- TASKS TO CARRY OUT
A – Using the profile of cricketer Jacques Snyman, decide whether each statement agrees with it: (i) He played for Jozi Stars in 2019. (ii) He bowls left-arm spin. (iii) His South Africa debut came against India. For each, answer yes or no and quote the deciding words exactly.
B – Translate this sentence from the profile of cricketer Jacques Snyman into German: "A batting all-rounder, he bats right-handed and bowls off spin."
C – Answer these questions from the profile of cricketer Jacques Snyman:
(i) In what city was he born?
(ii) Which domestic team has he played for from 2021/22 to the present?
(iii) What was his T20I cap number?

- TEXT SEGMENT
+===+
Jacques Snyman

Personal information
- Full name: Gerrit Jacques Snyman
- Born: 10 May 1994 (age 32) Pretoria, Gauteng, South Africa
- Batting: Right-handed
- Bowling: Right-arm off break
- Role: Batting all-rounder

International information
- National side: South Africa (2021);
- Only T20I (cap 88): 11 February 2021 v Pakistan

Domestic team information
- 2016/17–2019/20: Northern Cape
- 2018/19–2020/21: Knights
- 2019: Jozi Stars
- 2021/22–present: Free State

Career statistics
| Competition | T20I | FC | LA | T20 |
| Matches | 1 | 35 | 47 | 39 |
| Runs scored | 2 | 2,529 | 1,510 | 755 |
| Batting average | 2.00 | 42.15 | 35.11 | 20.40 |
| 100s/50s | 0/0 | 5/12 | 4/7 | 1/2 |
| Top score | 2 | 209 | 135 | 117 |
| Balls bowled | 6 | 1,818 | 1,792 | 388 |
| Wickets | 0 | 39 | 30 | 15 |
| Bowling average | – | 46.61 | 44.43 | 30.33 |
| 5 wickets in innings | 0 | 1 | 1 | 0 |
| 10 wickets in match | 0 | 0 | 0 | 0 |
| Best bowling | – | 5/67 | 5/33 | 3/15 |
| Catches/stumpings | 1/– | 16/– | 19/– | 11/– |
- Source: ESPNcricinfo, 7 January 2023

= Jacques Snyman =

South African cricketer

Gerrit Jacques Snyman (born 10 May 1994) is a South African cricketer. A batting all-rounder, he bats right-handed and bowls off spin. He made his South Africa debut in a Twenty20 International (T20I) against Pakistan in February 2021.
+===+
- DATA PROVIDED
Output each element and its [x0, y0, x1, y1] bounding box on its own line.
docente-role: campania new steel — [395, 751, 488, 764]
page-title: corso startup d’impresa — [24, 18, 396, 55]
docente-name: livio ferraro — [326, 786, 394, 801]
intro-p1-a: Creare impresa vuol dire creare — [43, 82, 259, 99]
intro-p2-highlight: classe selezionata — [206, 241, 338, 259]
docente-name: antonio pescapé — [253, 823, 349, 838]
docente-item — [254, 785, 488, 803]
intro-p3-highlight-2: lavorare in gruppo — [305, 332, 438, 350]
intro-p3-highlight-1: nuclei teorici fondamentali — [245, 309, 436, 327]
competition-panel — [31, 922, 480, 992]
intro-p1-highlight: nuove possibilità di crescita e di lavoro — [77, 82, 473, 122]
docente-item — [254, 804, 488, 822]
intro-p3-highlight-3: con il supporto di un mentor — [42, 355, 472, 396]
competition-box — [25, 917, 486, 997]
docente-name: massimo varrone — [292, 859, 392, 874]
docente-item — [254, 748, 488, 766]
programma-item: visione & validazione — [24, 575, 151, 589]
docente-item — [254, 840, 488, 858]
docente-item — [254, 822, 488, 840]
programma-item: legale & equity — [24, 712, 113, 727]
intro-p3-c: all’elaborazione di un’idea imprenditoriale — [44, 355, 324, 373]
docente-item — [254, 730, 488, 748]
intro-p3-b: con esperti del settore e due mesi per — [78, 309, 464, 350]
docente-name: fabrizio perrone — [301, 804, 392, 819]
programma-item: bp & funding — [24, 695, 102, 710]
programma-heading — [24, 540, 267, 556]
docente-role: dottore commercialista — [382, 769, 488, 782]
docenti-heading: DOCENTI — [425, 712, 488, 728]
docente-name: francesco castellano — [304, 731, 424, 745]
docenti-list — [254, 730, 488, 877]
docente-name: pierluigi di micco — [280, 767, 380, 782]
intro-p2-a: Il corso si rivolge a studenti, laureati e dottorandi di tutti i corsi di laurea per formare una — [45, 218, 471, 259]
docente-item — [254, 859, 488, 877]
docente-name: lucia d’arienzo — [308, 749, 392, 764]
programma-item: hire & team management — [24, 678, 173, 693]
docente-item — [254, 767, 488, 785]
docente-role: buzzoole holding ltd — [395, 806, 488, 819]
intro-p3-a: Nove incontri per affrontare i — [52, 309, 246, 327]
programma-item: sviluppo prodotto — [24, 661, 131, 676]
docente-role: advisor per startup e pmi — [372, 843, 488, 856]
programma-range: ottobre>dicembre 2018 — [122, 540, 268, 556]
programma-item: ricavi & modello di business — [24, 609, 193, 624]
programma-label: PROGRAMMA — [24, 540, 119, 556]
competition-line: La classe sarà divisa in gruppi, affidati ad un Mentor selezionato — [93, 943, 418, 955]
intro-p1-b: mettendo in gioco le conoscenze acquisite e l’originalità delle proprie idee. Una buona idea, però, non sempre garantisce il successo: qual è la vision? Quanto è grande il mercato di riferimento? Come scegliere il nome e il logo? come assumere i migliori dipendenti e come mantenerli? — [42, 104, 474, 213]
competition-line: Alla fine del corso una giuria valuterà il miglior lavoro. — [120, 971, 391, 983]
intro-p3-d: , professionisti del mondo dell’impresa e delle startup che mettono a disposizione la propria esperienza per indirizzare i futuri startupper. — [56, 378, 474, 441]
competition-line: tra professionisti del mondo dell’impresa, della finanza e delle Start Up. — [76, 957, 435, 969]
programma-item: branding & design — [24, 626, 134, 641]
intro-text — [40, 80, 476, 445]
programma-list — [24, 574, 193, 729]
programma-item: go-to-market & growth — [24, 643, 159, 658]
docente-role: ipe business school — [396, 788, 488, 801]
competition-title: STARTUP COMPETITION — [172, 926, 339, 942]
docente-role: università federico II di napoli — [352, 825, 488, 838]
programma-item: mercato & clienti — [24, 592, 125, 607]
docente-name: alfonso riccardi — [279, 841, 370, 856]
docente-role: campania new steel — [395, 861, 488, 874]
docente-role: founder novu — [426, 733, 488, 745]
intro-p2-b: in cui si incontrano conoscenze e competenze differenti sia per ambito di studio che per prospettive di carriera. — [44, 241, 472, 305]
+===+
- RESPONSES IN ORDER
A –
(i) Yes: "2019: Jozi Stars"
(ii) No: "Bowling: Right-arm off break"
(iii) No: "against Pakistan in February 2021"

B – Als schlagorientierter Allrounder schlägt er rechtshändig und bowlt Off-Spin.

C –
(i) Pretoria
(ii) Free State
(iii) 88